Find every line of the listing below where "name" appears, and copy it.
# # # # # # #
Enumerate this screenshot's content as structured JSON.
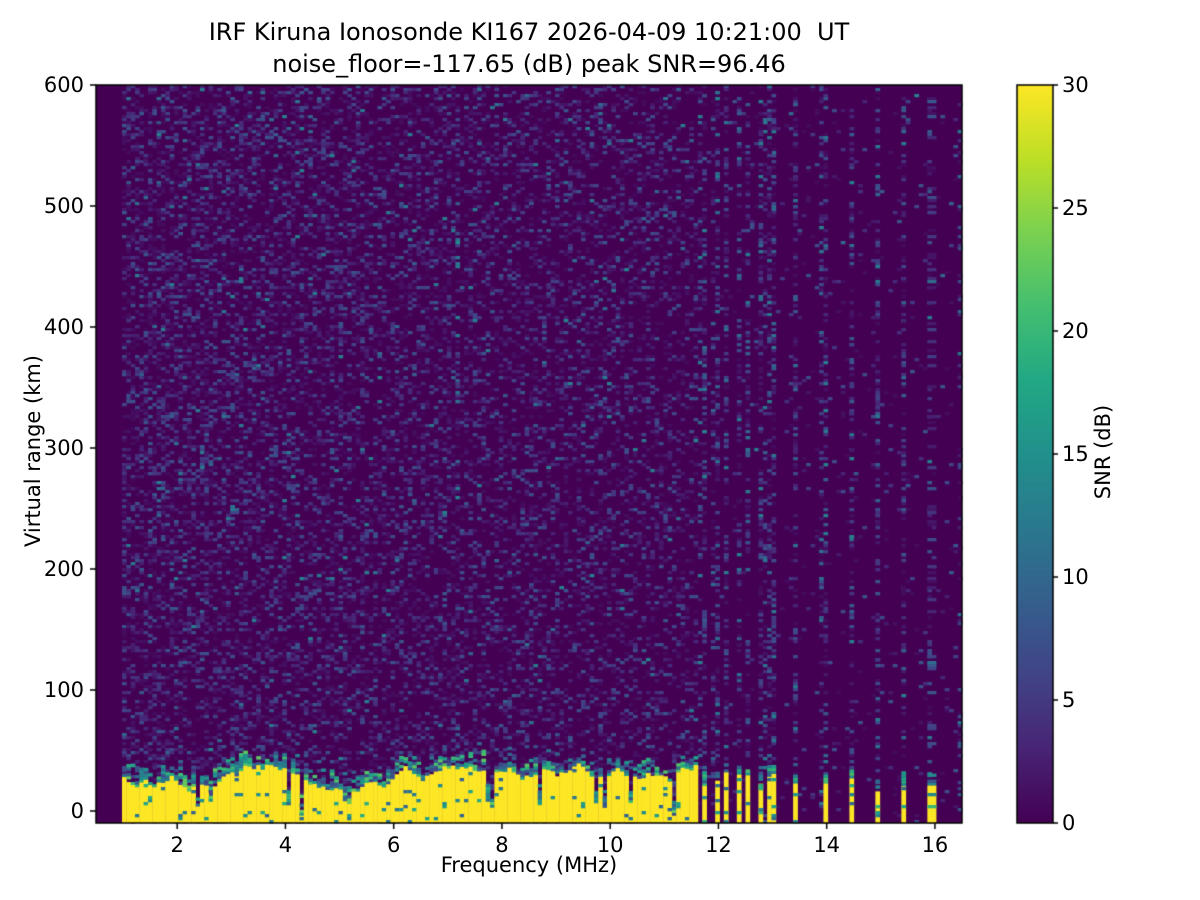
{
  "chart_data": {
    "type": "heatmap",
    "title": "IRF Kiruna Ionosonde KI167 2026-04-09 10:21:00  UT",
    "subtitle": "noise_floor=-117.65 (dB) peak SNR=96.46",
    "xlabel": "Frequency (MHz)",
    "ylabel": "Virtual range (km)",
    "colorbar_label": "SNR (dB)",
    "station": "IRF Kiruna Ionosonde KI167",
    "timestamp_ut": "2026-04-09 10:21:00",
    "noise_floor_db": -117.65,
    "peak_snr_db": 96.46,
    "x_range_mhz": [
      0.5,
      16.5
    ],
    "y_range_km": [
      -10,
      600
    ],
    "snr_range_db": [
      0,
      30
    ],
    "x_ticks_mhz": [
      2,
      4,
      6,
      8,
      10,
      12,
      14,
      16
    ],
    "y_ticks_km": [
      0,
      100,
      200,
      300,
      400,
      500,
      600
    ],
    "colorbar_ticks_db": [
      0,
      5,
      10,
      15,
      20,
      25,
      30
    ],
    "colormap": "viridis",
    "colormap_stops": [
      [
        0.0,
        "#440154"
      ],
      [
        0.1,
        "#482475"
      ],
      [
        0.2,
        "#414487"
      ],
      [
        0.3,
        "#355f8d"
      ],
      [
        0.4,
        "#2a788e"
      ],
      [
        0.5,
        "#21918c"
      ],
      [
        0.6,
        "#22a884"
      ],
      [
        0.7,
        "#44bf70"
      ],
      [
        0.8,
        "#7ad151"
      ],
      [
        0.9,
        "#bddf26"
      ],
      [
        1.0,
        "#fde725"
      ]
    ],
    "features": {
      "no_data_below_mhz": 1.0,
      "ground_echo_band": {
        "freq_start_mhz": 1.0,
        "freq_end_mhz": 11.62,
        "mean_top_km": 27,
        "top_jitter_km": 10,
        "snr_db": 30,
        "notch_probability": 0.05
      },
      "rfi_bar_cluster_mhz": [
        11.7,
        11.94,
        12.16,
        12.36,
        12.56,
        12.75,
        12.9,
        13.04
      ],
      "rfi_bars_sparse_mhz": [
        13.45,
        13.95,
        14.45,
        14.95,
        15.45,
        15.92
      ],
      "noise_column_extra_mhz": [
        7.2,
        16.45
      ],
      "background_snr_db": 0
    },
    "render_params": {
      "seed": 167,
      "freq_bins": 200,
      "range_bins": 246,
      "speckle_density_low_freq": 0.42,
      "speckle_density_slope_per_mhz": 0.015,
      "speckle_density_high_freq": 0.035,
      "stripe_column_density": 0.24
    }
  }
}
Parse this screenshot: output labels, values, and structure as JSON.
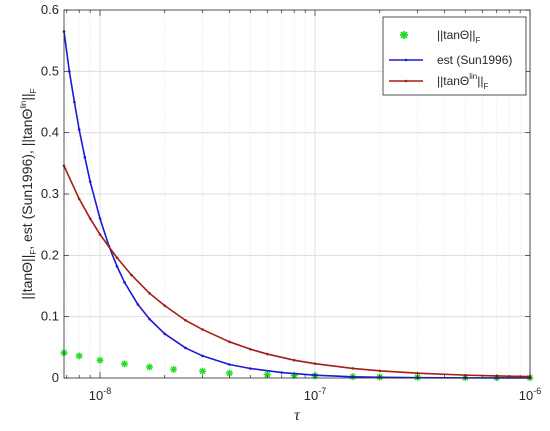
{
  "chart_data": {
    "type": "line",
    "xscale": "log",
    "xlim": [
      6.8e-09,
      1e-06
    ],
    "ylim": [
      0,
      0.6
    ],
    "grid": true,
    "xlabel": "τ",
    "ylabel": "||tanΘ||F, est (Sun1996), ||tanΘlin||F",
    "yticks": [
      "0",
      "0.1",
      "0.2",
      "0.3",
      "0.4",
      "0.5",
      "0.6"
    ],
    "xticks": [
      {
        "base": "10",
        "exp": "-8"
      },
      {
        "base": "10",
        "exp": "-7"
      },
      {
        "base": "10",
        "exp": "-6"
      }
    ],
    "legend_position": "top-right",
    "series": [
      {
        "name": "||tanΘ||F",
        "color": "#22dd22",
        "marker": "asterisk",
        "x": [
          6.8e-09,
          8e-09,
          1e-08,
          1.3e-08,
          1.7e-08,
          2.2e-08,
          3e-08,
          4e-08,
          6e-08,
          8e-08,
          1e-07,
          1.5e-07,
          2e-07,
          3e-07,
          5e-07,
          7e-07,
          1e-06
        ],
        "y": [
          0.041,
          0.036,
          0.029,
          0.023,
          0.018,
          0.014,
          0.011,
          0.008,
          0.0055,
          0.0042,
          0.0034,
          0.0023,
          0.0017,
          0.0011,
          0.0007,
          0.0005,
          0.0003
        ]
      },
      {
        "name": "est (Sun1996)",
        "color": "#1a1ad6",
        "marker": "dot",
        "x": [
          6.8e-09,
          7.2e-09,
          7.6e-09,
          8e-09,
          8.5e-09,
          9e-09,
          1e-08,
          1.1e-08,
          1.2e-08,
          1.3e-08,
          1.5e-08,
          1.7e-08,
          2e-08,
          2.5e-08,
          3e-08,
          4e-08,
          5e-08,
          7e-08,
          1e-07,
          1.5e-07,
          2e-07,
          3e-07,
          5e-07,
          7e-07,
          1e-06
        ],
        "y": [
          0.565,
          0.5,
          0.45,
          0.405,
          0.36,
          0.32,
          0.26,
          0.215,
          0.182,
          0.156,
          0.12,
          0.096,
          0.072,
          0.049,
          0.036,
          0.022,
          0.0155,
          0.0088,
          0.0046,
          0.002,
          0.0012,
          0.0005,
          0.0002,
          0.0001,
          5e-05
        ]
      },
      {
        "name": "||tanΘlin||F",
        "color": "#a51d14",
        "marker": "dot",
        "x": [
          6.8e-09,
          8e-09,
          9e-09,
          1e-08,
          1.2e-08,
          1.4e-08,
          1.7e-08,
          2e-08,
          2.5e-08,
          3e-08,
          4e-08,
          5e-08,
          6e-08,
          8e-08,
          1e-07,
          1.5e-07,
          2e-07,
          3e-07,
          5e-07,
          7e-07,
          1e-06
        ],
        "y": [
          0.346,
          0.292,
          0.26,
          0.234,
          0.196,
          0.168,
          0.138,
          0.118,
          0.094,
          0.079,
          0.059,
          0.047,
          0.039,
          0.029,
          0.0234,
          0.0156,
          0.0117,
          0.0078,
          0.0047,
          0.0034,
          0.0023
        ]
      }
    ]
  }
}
# # # # # # #
→ **Response to the exercise**
        "name": "||tanΘ||F",
        "name": "est (Sun1996)",
        "name": "||tanΘlin||F",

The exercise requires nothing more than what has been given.